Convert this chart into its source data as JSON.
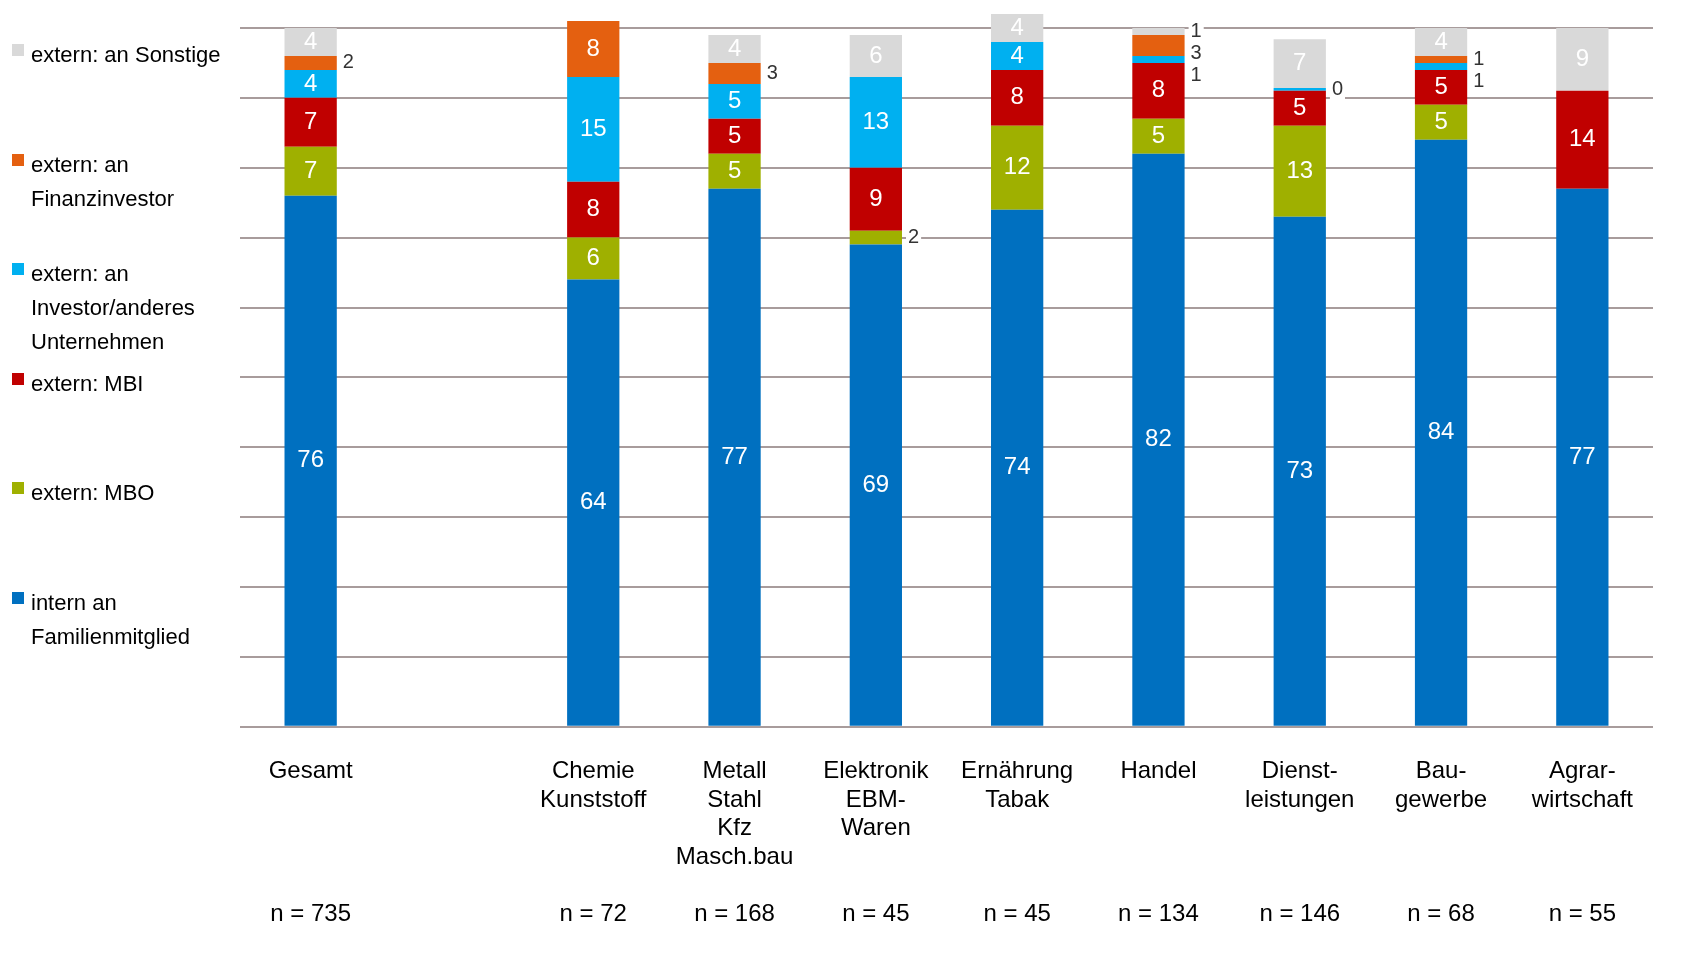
{
  "chart_data": {
    "type": "bar",
    "stacked": true,
    "legend": "left",
    "grid": "y",
    "tick_labels": "x",
    "categories": [
      "Gesamt",
      null,
      "Chemie\nKunststoff",
      "Metall\nStahl\nKfz\nMasch.bau",
      "Elektronik\nEBM-\nWaren",
      "Ernährung\nTabak",
      "Handel",
      "Dienst-\nleistungen",
      "Bau-\ngewerbe",
      "Agrar-\nwirtschaft"
    ],
    "ylim": [
      0,
      102
    ],
    "yticks": [
      {
        "value": 0,
        "label": null
      },
      {
        "value": 10,
        "label": null
      },
      {
        "value": 20,
        "label": null
      },
      {
        "value": 30,
        "label": null
      },
      {
        "value": 40,
        "label": null
      },
      {
        "value": 50,
        "label": null
      },
      {
        "value": 60,
        "label": null
      },
      {
        "value": 70,
        "label": null
      },
      {
        "value": 80,
        "label": null
      },
      {
        "value": 90,
        "label": null
      },
      {
        "value": 100,
        "label": null
      }
    ],
    "series": [
      {
        "name": "intern an Familienmitglied",
        "color": "#0070c0",
        "values": [
          76,
          null,
          64,
          77,
          69,
          74,
          82,
          73,
          84,
          77
        ],
        "value_labels": [
          "76",
          null,
          "64",
          "77",
          "69",
          "74",
          "82",
          "73",
          "84",
          "77"
        ]
      },
      {
        "name": "extern: MBO",
        "color": "#9fb000",
        "values": [
          7,
          null,
          6,
          5,
          2,
          12,
          5,
          13,
          5,
          null
        ],
        "value_labels": [
          "7",
          null,
          "6",
          "5",
          "2",
          "12",
          "5",
          "13",
          "5",
          null
        ]
      },
      {
        "name": "extern: MBI",
        "color": "#c00000",
        "values": [
          7,
          null,
          8,
          5,
          9,
          8,
          8,
          5,
          5,
          14
        ],
        "value_labels": [
          "7",
          null,
          "8",
          "5",
          "9",
          "8",
          "8",
          "5",
          "5",
          "14"
        ]
      },
      {
        "name": "extern: an Investor/anderes Unternehmen",
        "color": "#00b0f0",
        "values": [
          4,
          null,
          15,
          5,
          13,
          4,
          1,
          0.4,
          1,
          null
        ],
        "value_labels": [
          "4",
          null,
          "15",
          "5",
          "13",
          "4",
          "1",
          "0",
          "1",
          null
        ]
      },
      {
        "name": "extern: an Finanzinvestor",
        "color": "#e46010",
        "values": [
          2,
          null,
          8,
          3,
          null,
          null,
          3,
          null,
          1,
          null
        ],
        "value_labels": [
          "2",
          null,
          "8",
          "3",
          null,
          null,
          "3",
          null,
          "1",
          null
        ]
      },
      {
        "name": "extern: an Sonstige",
        "color": "#d9d9d9",
        "values": [
          4,
          null,
          null,
          4,
          6,
          4,
          1,
          7,
          4,
          9
        ],
        "value_labels": [
          "4",
          null,
          null,
          "4",
          "6",
          "4",
          "1",
          "7",
          "4",
          "9"
        ]
      }
    ],
    "annotations": [
      "n = 735",
      "n = 72",
      "n = 168",
      "n = 45",
      "n = 45",
      "n = 134",
      "n = 146",
      "n = 68",
      "n = 55"
    ]
  }
}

• TO DO: Return each line from the material above exactly, but not the pictures.

• ANSWER BELOW:
Convert this chart into its source data as JSON.
{
  "chart_data": {
    "type": "bar",
    "stacked": true,
    "legend": "left",
    "grid": "y",
    "tick_labels": "x",
    "categories": [
      "Gesamt",
      null,
      "Chemie\nKunststoff",
      "Metall\nStahl\nKfz\nMasch.bau",
      "Elektronik\nEBM-\nWaren",
      "Ernährung\nTabak",
      "Handel",
      "Dienst-\nleistungen",
      "Bau-\ngewerbe",
      "Agrar-\nwirtschaft"
    ],
    "ylim": [
      0,
      102
    ],
    "yticks": [
      {
        "value": 0,
        "label": null
      },
      {
        "value": 10,
        "label": null
      },
      {
        "value": 20,
        "label": null
      },
      {
        "value": 30,
        "label": null
      },
      {
        "value": 40,
        "label": null
      },
      {
        "value": 50,
        "label": null
      },
      {
        "value": 60,
        "label": null
      },
      {
        "value": 70,
        "label": null
      },
      {
        "value": 80,
        "label": null
      },
      {
        "value": 90,
        "label": null
      },
      {
        "value": 100,
        "label": null
      }
    ],
    "series": [
      {
        "name": "intern an Familienmitglied",
        "color": "#0070c0",
        "values": [
          76,
          null,
          64,
          77,
          69,
          74,
          82,
          73,
          84,
          77
        ],
        "value_labels": [
          "76",
          null,
          "64",
          "77",
          "69",
          "74",
          "82",
          "73",
          "84",
          "77"
        ]
      },
      {
        "name": "extern: MBO",
        "color": "#9fb000",
        "values": [
          7,
          null,
          6,
          5,
          2,
          12,
          5,
          13,
          5,
          null
        ],
        "value_labels": [
          "7",
          null,
          "6",
          "5",
          "2",
          "12",
          "5",
          "13",
          "5",
          null
        ]
      },
      {
        "name": "extern: MBI",
        "color": "#c00000",
        "values": [
          7,
          null,
          8,
          5,
          9,
          8,
          8,
          5,
          5,
          14
        ],
        "value_labels": [
          "7",
          null,
          "8",
          "5",
          "9",
          "8",
          "8",
          "5",
          "5",
          "14"
        ]
      },
      {
        "name": "extern: an Investor/anderes Unternehmen",
        "color": "#00b0f0",
        "values": [
          4,
          null,
          15,
          5,
          13,
          4,
          1,
          0.4,
          1,
          null
        ],
        "value_labels": [
          "4",
          null,
          "15",
          "5",
          "13",
          "4",
          "1",
          "0",
          "1",
          null
        ]
      },
      {
        "name": "extern: an Finanzinvestor",
        "color": "#e46010",
        "values": [
          2,
          null,
          8,
          3,
          null,
          null,
          3,
          null,
          1,
          null
        ],
        "value_labels": [
          "2",
          null,
          "8",
          "3",
          null,
          null,
          "3",
          null,
          "1",
          null
        ]
      },
      {
        "name": "extern: an Sonstige",
        "color": "#d9d9d9",
        "values": [
          4,
          null,
          null,
          4,
          6,
          4,
          1,
          7,
          4,
          9
        ],
        "value_labels": [
          "4",
          null,
          null,
          "4",
          "6",
          "4",
          "1",
          "7",
          "4",
          "9"
        ]
      }
    ],
    "annotations": [
      "n = 735",
      "n = 72",
      "n = 168",
      "n = 45",
      "n = 45",
      "n = 134",
      "n = 146",
      "n = 68",
      "n = 55"
    ]
  }
}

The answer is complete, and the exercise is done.